Element box listing:

-- Start --

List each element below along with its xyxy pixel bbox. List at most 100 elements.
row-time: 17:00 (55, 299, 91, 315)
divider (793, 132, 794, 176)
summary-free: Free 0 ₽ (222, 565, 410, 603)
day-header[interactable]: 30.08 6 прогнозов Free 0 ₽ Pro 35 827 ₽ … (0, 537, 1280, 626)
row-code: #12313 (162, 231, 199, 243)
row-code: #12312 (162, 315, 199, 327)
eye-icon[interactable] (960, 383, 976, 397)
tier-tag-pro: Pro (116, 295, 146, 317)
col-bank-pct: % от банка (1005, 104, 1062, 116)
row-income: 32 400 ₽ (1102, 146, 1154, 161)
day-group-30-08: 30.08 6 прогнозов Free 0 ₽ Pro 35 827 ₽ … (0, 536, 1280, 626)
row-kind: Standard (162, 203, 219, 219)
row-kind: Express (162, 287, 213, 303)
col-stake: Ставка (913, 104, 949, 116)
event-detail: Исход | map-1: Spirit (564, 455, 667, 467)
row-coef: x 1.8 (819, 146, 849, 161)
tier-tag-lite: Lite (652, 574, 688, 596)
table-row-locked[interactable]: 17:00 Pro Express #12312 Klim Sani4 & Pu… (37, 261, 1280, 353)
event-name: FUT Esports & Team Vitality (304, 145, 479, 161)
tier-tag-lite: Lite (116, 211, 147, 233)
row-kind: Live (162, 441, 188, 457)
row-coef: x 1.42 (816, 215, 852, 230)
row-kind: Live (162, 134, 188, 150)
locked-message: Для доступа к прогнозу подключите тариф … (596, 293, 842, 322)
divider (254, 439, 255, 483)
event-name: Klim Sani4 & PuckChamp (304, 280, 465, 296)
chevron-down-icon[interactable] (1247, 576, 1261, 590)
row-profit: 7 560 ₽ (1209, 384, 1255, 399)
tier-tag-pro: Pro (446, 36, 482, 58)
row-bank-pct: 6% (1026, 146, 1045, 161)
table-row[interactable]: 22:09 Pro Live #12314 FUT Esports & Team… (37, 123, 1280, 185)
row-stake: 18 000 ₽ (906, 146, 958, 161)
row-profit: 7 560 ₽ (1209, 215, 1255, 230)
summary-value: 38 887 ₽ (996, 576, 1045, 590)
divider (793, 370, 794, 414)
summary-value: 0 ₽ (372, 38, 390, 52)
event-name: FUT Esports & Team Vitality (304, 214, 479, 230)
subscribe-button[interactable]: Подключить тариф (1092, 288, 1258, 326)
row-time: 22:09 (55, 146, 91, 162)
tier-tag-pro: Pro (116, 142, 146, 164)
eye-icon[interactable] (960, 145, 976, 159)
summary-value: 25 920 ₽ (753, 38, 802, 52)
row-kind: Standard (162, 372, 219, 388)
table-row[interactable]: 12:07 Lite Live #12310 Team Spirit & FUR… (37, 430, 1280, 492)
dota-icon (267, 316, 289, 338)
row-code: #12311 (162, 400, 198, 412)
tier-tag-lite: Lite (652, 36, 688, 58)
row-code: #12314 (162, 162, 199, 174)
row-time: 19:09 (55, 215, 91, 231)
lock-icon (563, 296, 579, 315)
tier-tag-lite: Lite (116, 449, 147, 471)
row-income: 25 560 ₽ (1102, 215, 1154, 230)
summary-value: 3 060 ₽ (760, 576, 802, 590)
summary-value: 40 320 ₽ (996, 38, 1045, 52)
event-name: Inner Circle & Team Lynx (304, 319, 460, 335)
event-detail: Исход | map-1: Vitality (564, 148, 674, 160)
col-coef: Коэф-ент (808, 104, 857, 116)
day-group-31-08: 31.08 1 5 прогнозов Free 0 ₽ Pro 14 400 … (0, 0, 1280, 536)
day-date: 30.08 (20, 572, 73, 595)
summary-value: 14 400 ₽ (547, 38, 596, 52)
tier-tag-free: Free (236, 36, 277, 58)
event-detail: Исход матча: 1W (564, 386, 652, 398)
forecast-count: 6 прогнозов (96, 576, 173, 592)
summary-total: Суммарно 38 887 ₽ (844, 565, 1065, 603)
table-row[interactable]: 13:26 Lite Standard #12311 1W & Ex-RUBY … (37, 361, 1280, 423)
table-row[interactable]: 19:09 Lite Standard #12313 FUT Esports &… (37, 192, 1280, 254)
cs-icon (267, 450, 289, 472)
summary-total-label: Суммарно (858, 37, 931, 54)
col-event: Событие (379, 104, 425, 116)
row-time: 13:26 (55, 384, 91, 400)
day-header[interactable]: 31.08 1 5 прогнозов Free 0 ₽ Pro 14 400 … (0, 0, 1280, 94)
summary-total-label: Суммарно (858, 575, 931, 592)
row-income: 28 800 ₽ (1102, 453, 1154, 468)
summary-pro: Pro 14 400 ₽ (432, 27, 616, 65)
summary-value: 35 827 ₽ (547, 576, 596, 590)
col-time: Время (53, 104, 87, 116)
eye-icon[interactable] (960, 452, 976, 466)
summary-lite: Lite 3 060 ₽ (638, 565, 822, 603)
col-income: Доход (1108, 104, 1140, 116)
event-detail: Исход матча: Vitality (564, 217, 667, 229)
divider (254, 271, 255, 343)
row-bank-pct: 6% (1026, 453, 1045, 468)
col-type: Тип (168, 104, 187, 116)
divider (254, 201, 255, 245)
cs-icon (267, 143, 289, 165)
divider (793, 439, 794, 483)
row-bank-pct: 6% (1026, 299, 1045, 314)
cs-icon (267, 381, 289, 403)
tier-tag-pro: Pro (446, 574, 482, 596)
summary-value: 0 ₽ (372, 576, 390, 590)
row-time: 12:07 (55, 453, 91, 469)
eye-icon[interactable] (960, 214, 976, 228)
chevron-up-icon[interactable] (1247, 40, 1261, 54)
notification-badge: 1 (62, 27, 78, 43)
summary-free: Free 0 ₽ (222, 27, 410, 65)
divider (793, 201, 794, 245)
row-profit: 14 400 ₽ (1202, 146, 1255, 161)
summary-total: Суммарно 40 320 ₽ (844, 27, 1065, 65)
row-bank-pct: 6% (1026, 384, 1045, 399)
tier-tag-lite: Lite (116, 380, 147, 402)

-- End --

→ EXERCISE DESCRIPTION: Can you reproduce the listing above word for word, keeping every line and bounding box unchanged?

→ CORRECT RESULT:
List each element below along with its xyxy pixel bbox. List at most 100 elements.
row-time: 17:00 (55, 299, 91, 315)
divider (793, 132, 794, 176)
summary-free: Free 0 ₽ (222, 565, 410, 603)
day-header[interactable]: 30.08 6 прогнозов Free 0 ₽ Pro 35 827 ₽ … (0, 537, 1280, 626)
row-code: #12313 (162, 231, 199, 243)
row-code: #12312 (162, 315, 199, 327)
eye-icon[interactable] (960, 383, 976, 397)
tier-tag-pro: Pro (116, 295, 146, 317)
col-bank-pct: % от банка (1005, 104, 1062, 116)
row-income: 32 400 ₽ (1102, 146, 1154, 161)
day-group-30-08: 30.08 6 прогнозов Free 0 ₽ Pro 35 827 ₽ … (0, 536, 1280, 626)
row-kind: Standard (162, 203, 219, 219)
row-kind: Express (162, 287, 213, 303)
col-stake: Ставка (913, 104, 949, 116)
event-detail: Исход | map-1: Spirit (564, 455, 667, 467)
row-coef: x 1.8 (819, 146, 849, 161)
tier-tag-lite: Lite (652, 574, 688, 596)
table-row-locked[interactable]: 17:00 Pro Express #12312 Klim Sani4 & Pu… (37, 261, 1280, 353)
event-name: FUT Esports & Team Vitality (304, 145, 479, 161)
tier-tag-lite: Lite (116, 211, 147, 233)
row-kind: Live (162, 441, 188, 457)
row-coef: x 1.42 (816, 215, 852, 230)
row-kind: Live (162, 134, 188, 150)
locked-message: Для доступа к прогнозу подключите тариф … (596, 293, 842, 322)
divider (254, 439, 255, 483)
event-name: Klim Sani4 & PuckChamp (304, 280, 465, 296)
chevron-down-icon[interactable] (1247, 576, 1261, 590)
row-profit: 7 560 ₽ (1209, 384, 1255, 399)
tier-tag-pro: Pro (446, 36, 482, 58)
row-bank-pct: 6% (1026, 146, 1045, 161)
table-row[interactable]: 22:09 Pro Live #12314 FUT Esports & Team… (37, 123, 1280, 185)
row-stake: 18 000 ₽ (906, 146, 958, 161)
row-profit: 7 560 ₽ (1209, 215, 1255, 230)
summary-value: 38 887 ₽ (996, 576, 1045, 590)
divider (793, 370, 794, 414)
summary-value: 0 ₽ (372, 38, 390, 52)
event-name: FUT Esports & Team Vitality (304, 214, 479, 230)
subscribe-button[interactable]: Подключить тариф (1092, 288, 1258, 326)
row-time: 22:09 (55, 146, 91, 162)
tier-tag-pro: Pro (116, 142, 146, 164)
eye-icon[interactable] (960, 145, 976, 159)
summary-value: 25 920 ₽ (753, 38, 802, 52)
row-kind: Standard (162, 372, 219, 388)
table-row[interactable]: 12:07 Lite Live #12310 Team Spirit & FUR… (37, 430, 1280, 492)
dota-icon (267, 316, 289, 338)
row-code: #12311 (162, 400, 198, 412)
tier-tag-lite: Lite (652, 36, 688, 58)
row-code: #12314 (162, 162, 199, 174)
row-time: 19:09 (55, 215, 91, 231)
lock-icon (563, 296, 579, 315)
tier-tag-lite: Lite (116, 449, 147, 471)
row-income: 25 560 ₽ (1102, 215, 1154, 230)
summary-value: 3 060 ₽ (760, 576, 802, 590)
summary-value: 40 320 ₽ (996, 38, 1045, 52)
event-name: Inner Circle & Team Lynx (304, 319, 460, 335)
event-detail: Исход | map-1: Vitality (564, 148, 674, 160)
col-coef: Коэф-ент (808, 104, 857, 116)
day-group-31-08: 31.08 1 5 прогнозов Free 0 ₽ Pro 14 400 … (0, 0, 1280, 536)
day-date: 30.08 (20, 572, 73, 595)
summary-value: 14 400 ₽ (547, 38, 596, 52)
tier-tag-free: Free (236, 36, 277, 58)
event-detail: Исход матча: 1W (564, 386, 652, 398)
forecast-count: 6 прогнозов (96, 576, 173, 592)
summary-total: Суммарно 38 887 ₽ (844, 565, 1065, 603)
table-row[interactable]: 13:26 Lite Standard #12311 1W & Ex-RUBY … (37, 361, 1280, 423)
table-row[interactable]: 19:09 Lite Standard #12313 FUT Esports &… (37, 192, 1280, 254)
cs-icon (267, 450, 289, 472)
summary-total-label: Суммарно (858, 37, 931, 54)
col-event: Событие (379, 104, 425, 116)
row-time: 13:26 (55, 384, 91, 400)
day-header[interactable]: 31.08 1 5 прогнозов Free 0 ₽ Pro 14 400 … (0, 0, 1280, 94)
summary-total-label: Суммарно (858, 575, 931, 592)
row-income: 28 800 ₽ (1102, 453, 1154, 468)
summary-pro: Pro 14 400 ₽ (432, 27, 616, 65)
summary-value: 35 827 ₽ (547, 576, 596, 590)
col-time: Время (53, 104, 87, 116)
eye-icon[interactable] (960, 452, 976, 466)
summary-lite: Lite 3 060 ₽ (638, 565, 822, 603)
col-income: Доход (1108, 104, 1140, 116)
event-detail: Исход матча: Vitality (564, 217, 667, 229)
divider (254, 271, 255, 343)
row-bank-pct: 6% (1026, 453, 1045, 468)
col-type: Тип (168, 104, 187, 116)
divider (254, 201, 255, 245)
cs-icon (267, 143, 289, 165)
divider (793, 439, 794, 483)
row-bank-pct: 6% (1026, 299, 1045, 314)
cs-icon (267, 381, 289, 403)
tier-tag-pro: Pro (446, 574, 482, 596)
summary-value: 0 ₽ (372, 576, 390, 590)
row-time: 12:07 (55, 453, 91, 469)
eye-icon[interactable] (960, 214, 976, 228)
chevron-up-icon[interactable] (1247, 40, 1261, 54)
notification-badge: 1 (62, 27, 78, 43)
summary-free: Free 0 ₽ (222, 27, 410, 65)
divider (793, 201, 794, 245)
row-profit: 14 400 ₽ (1202, 146, 1255, 161)
summary-total: Суммарно 40 320 ₽ (844, 27, 1065, 65)
row-bank-pct: 6% (1026, 384, 1045, 399)
tier-tag-lite: Lite (116, 380, 147, 402)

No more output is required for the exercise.